Directions for this task => Lines that include the word "jakości" are the ones to copy.

Provided data =>
────────────────────────────────────────
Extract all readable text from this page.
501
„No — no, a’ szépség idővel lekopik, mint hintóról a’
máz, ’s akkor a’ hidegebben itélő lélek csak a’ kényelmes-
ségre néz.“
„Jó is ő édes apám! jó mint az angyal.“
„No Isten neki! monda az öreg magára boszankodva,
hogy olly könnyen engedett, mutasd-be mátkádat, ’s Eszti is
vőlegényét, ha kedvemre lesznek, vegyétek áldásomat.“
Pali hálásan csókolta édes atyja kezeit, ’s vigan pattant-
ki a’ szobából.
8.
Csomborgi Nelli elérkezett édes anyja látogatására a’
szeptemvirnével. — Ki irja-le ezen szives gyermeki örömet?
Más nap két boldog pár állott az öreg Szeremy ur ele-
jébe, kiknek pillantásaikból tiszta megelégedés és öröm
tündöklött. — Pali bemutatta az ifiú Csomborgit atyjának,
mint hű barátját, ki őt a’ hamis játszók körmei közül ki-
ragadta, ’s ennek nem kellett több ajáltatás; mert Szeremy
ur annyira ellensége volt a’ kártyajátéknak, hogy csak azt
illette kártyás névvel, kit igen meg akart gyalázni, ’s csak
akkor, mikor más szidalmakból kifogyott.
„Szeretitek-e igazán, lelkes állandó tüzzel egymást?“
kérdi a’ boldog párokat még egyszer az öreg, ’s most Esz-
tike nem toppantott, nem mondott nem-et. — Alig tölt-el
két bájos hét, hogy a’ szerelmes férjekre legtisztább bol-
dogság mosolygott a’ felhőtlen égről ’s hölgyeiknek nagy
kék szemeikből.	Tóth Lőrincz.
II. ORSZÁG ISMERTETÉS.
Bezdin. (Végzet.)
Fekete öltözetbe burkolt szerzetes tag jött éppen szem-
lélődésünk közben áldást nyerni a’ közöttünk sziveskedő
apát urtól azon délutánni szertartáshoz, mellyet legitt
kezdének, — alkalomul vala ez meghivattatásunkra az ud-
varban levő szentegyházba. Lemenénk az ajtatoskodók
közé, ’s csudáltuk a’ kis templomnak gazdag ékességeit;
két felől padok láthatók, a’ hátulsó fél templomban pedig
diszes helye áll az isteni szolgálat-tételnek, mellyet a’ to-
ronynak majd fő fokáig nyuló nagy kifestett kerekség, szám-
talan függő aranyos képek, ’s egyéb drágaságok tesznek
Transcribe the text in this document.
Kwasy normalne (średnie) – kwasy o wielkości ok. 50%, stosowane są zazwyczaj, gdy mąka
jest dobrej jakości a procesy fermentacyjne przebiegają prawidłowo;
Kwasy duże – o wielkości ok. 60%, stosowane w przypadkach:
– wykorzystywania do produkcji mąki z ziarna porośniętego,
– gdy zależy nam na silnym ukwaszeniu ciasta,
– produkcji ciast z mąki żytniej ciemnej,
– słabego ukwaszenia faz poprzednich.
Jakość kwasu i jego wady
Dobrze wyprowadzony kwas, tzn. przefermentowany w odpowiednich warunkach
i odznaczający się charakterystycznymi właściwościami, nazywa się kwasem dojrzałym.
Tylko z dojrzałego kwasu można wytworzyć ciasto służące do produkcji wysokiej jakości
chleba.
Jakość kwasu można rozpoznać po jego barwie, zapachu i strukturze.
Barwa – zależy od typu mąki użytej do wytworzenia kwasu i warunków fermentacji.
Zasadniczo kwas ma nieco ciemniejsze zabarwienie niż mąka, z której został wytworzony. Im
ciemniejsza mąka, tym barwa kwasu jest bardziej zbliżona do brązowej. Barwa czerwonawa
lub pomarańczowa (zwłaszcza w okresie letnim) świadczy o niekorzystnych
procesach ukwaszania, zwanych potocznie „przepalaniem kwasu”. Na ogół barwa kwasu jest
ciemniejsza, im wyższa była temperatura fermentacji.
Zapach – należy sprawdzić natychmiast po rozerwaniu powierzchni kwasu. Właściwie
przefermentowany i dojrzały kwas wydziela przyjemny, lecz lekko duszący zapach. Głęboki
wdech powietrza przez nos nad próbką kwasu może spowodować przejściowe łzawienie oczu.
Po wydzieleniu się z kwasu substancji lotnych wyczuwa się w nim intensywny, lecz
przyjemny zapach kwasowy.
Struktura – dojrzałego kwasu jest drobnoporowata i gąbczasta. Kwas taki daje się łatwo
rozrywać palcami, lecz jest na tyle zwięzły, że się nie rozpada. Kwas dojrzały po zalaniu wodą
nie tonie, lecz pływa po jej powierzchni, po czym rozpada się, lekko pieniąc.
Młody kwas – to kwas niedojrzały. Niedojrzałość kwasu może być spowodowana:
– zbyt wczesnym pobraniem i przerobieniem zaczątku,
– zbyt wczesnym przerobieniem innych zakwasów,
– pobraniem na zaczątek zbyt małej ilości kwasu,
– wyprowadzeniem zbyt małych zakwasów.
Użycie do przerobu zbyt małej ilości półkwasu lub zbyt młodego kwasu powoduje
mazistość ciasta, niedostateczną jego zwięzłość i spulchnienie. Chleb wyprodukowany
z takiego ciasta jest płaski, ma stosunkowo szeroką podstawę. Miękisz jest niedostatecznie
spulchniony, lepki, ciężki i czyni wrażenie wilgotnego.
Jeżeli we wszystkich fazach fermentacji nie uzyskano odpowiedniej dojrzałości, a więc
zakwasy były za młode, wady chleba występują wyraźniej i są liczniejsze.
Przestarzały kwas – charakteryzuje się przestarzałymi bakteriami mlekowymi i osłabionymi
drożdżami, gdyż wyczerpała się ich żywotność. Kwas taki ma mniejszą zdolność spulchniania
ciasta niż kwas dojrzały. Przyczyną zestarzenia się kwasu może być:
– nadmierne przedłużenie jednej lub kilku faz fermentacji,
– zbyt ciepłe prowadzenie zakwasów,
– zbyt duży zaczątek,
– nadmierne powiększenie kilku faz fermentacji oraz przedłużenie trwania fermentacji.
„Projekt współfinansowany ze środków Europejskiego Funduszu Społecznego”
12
────────────────────────────────────────
Right answer =>
jest dobrej jakości a procesy fermentacyjne przebiegają prawidłowo;
Tylko z dojrzałego kwasu można wytworzyć ciasto służące do produkcji wysokiej jakości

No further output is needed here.